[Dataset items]

::::::::

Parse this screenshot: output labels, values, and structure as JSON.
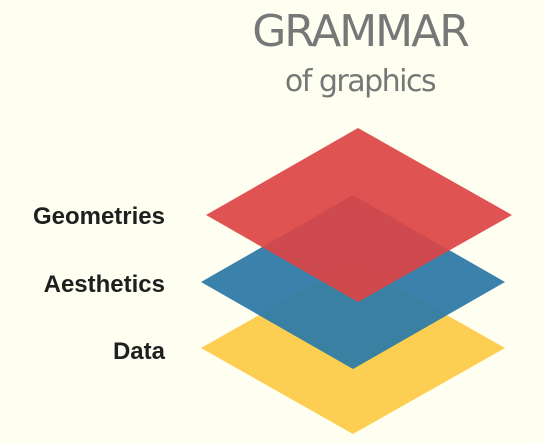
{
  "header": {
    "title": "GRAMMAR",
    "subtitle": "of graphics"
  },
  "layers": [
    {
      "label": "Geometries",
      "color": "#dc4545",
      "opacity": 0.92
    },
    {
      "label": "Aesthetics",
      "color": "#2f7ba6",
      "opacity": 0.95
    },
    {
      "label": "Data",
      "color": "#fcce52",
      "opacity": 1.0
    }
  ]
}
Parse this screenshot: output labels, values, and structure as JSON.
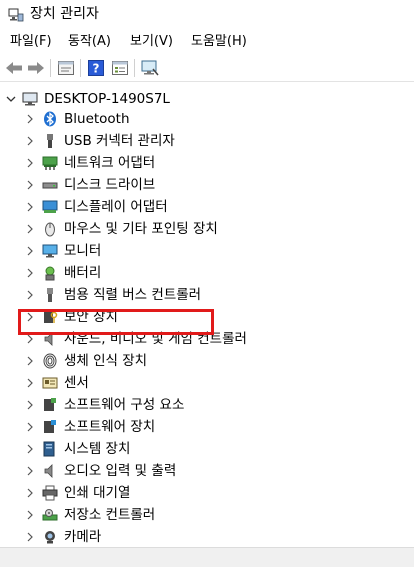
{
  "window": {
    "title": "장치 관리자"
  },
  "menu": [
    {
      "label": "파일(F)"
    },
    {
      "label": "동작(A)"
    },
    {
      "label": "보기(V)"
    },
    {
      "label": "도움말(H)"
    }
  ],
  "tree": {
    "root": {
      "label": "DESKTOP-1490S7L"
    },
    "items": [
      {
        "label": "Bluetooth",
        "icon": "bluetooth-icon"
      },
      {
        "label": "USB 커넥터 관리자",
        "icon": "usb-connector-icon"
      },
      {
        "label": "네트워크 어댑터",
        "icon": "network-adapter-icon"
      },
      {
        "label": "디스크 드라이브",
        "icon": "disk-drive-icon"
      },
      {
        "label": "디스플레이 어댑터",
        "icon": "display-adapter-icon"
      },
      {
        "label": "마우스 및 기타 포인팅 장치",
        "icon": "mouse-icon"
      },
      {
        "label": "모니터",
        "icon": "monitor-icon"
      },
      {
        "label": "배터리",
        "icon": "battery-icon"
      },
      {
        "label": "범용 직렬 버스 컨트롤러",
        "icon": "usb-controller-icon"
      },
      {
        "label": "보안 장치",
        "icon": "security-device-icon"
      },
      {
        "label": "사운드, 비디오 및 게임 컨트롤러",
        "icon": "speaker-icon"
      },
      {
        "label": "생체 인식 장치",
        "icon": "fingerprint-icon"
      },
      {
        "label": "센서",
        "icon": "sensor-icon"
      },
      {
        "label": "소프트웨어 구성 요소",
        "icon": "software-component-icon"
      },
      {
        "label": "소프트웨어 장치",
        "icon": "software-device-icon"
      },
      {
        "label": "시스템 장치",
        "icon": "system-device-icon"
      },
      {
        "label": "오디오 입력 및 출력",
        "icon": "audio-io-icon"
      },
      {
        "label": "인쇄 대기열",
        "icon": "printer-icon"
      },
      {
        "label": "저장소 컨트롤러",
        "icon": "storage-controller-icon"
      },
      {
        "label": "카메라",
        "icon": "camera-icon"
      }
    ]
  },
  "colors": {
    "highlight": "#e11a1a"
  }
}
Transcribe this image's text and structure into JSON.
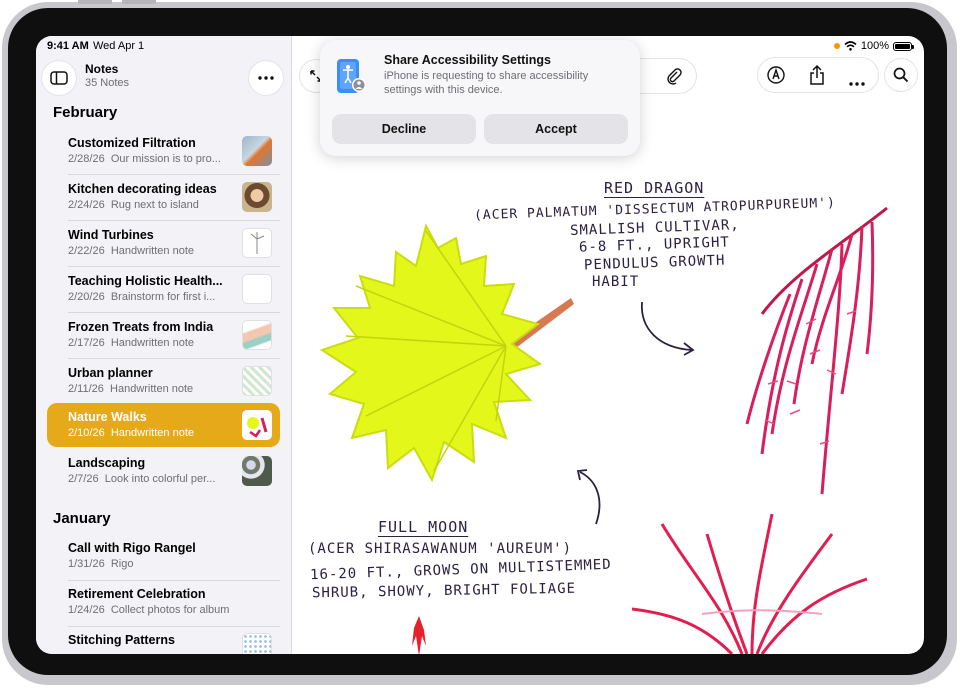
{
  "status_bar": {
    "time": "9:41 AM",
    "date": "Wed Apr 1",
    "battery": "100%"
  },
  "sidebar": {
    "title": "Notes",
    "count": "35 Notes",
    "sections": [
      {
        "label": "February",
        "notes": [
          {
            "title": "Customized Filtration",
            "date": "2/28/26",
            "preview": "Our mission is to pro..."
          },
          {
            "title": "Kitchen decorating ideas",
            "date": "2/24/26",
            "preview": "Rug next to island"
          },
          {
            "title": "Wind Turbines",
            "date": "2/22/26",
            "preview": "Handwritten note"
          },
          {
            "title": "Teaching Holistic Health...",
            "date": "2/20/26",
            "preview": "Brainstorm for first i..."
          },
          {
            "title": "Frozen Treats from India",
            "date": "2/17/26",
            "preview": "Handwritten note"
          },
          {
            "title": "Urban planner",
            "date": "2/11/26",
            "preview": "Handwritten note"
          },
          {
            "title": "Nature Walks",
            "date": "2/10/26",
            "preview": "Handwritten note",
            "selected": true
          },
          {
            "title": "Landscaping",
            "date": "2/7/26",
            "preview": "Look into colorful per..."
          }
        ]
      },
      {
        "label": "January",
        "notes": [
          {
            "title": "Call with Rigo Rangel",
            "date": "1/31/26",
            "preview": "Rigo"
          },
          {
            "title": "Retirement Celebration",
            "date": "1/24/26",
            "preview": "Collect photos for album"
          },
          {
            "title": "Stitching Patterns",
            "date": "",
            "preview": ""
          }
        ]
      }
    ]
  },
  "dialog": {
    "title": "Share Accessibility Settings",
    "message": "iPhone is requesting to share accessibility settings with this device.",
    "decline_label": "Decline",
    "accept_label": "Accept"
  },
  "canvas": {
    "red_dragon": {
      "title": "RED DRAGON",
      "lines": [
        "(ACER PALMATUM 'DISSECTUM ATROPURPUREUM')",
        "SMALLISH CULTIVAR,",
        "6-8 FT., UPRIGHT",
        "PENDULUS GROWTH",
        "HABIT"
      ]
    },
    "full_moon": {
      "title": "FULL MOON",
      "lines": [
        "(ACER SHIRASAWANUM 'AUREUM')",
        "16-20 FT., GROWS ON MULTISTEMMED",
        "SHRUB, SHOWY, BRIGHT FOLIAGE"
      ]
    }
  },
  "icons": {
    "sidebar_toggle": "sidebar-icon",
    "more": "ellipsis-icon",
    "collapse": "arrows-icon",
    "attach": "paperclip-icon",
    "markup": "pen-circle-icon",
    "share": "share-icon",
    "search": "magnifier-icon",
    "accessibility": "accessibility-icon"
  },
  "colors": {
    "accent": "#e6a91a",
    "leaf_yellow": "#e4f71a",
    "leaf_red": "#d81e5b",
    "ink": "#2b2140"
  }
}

::::::::

### Goal of the exercise:
The records above need to be restated word for word, with the pictures left out.

### Exercise answer:
Parse this screenshot: output labels, values, and structure as JSON.
{
  "header": {
    "title": "GRAMMAR",
    "subtitle": "of graphics"
  },
  "layers": [
    {
      "label": "Geometries",
      "color": "#dc4545",
      "opacity": 0.92
    },
    {
      "label": "Aesthetics",
      "color": "#2f7ba6",
      "opacity": 0.95
    },
    {
      "label": "Data",
      "color": "#fcce52",
      "opacity": 1.0
    }
  ]
}
Parse this screenshot: output labels, values, and structure as JSON.
{
  "window": {
    "title": "장치 관리자"
  },
  "menu": [
    {
      "label": "파일(F)"
    },
    {
      "label": "동작(A)"
    },
    {
      "label": "보기(V)"
    },
    {
      "label": "도움말(H)"
    }
  ],
  "tree": {
    "root": {
      "label": "DESKTOP-1490S7L"
    },
    "items": [
      {
        "label": "Bluetooth",
        "icon": "bluetooth-icon"
      },
      {
        "label": "USB 커넥터 관리자",
        "icon": "usb-connector-icon"
      },
      {
        "label": "네트워크 어댑터",
        "icon": "network-adapter-icon"
      },
      {
        "label": "디스크 드라이브",
        "icon": "disk-drive-icon"
      },
      {
        "label": "디스플레이 어댑터",
        "icon": "display-adapter-icon"
      },
      {
        "label": "마우스 및 기타 포인팅 장치",
        "icon": "mouse-icon"
      },
      {
        "label": "모니터",
        "icon": "monitor-icon"
      },
      {
        "label": "배터리",
        "icon": "battery-icon"
      },
      {
        "label": "범용 직렬 버스 컨트롤러",
        "icon": "usb-controller-icon"
      },
      {
        "label": "보안 장치",
        "icon": "security-device-icon"
      },
      {
        "label": "사운드, 비디오 및 게임 컨트롤러",
        "icon": "speaker-icon"
      },
      {
        "label": "생체 인식 장치",
        "icon": "fingerprint-icon"
      },
      {
        "label": "센서",
        "icon": "sensor-icon"
      },
      {
        "label": "소프트웨어 구성 요소",
        "icon": "software-component-icon"
      },
      {
        "label": "소프트웨어 장치",
        "icon": "software-device-icon"
      },
      {
        "label": "시스템 장치",
        "icon": "system-device-icon"
      },
      {
        "label": "오디오 입력 및 출력",
        "icon": "audio-io-icon"
      },
      {
        "label": "인쇄 대기열",
        "icon": "printer-icon"
      },
      {
        "label": "저장소 컨트롤러",
        "icon": "storage-controller-icon"
      },
      {
        "label": "카메라",
        "icon": "camera-icon"
      }
    ]
  },
  "colors": {
    "highlight": "#e11a1a"
  }
}
Transcribe this image's text and structure into JSON.
{
  "status_bar": {
    "time": "9:41 AM",
    "date": "Wed Apr 1",
    "battery": "100%"
  },
  "sidebar": {
    "title": "Notes",
    "count": "35 Notes",
    "sections": [
      {
        "label": "February",
        "notes": [
          {
            "title": "Customized Filtration",
            "date": "2/28/26",
            "preview": "Our mission is to pro..."
          },
          {
            "title": "Kitchen decorating ideas",
            "date": "2/24/26",
            "preview": "Rug next to island"
          },
          {
            "title": "Wind Turbines",
            "date": "2/22/26",
            "preview": "Handwritten note"
          },
          {
            "title": "Teaching Holistic Health...",
            "date": "2/20/26",
            "preview": "Brainstorm for first i..."
          },
          {
            "title": "Frozen Treats from India",
            "date": "2/17/26",
            "preview": "Handwritten note"
          },
          {
            "title": "Urban planner",
            "date": "2/11/26",
            "preview": "Handwritten note"
          },
          {
            "title": "Nature Walks",
            "date": "2/10/26",
            "preview": "Handwritten note",
            "selected": true
          },
          {
            "title": "Landscaping",
            "date": "2/7/26",
            "preview": "Look into colorful per..."
          }
        ]
      },
      {
        "label": "January",
        "notes": [
          {
            "title": "Call with Rigo Rangel",
            "date": "1/31/26",
            "preview": "Rigo"
          },
          {
            "title": "Retirement Celebration",
            "date": "1/24/26",
            "preview": "Collect photos for album"
          },
          {
            "title": "Stitching Patterns",
            "date": "",
            "preview": ""
          }
        ]
      }
    ]
  },
  "dialog": {
    "title": "Share Accessibility Settings",
    "message": "iPhone is requesting to share accessibility settings with this device.",
    "decline_label": "Decline",
    "accept_label": "Accept"
  },
  "canvas": {
    "red_dragon": {
      "title": "RED DRAGON",
      "lines": [
        "(ACER PALMATUM 'DISSECTUM ATROPURPUREUM')",
        "SMALLISH CULTIVAR,",
        "6-8 FT., UPRIGHT",
        "PENDULUS GROWTH",
        "HABIT"
      ]
    },
    "full_moon": {
      "title": "FULL MOON",
      "lines": [
        "(ACER SHIRASAWANUM 'AUREUM')",
        "16-20 FT., GROWS ON MULTISTEMMED",
        "SHRUB, SHOWY, BRIGHT FOLIAGE"
      ]
    }
  },
  "icons": {
    "sidebar_toggle": "sidebar-icon",
    "more": "ellipsis-icon",
    "collapse": "arrows-icon",
    "attach": "paperclip-icon",
    "markup": "pen-circle-icon",
    "share": "share-icon",
    "search": "magnifier-icon",
    "accessibility": "accessibility-icon"
  },
  "colors": {
    "accent": "#e6a91a",
    "leaf_yellow": "#e4f71a",
    "leaf_red": "#d81e5b",
    "ink": "#2b2140"
  }
}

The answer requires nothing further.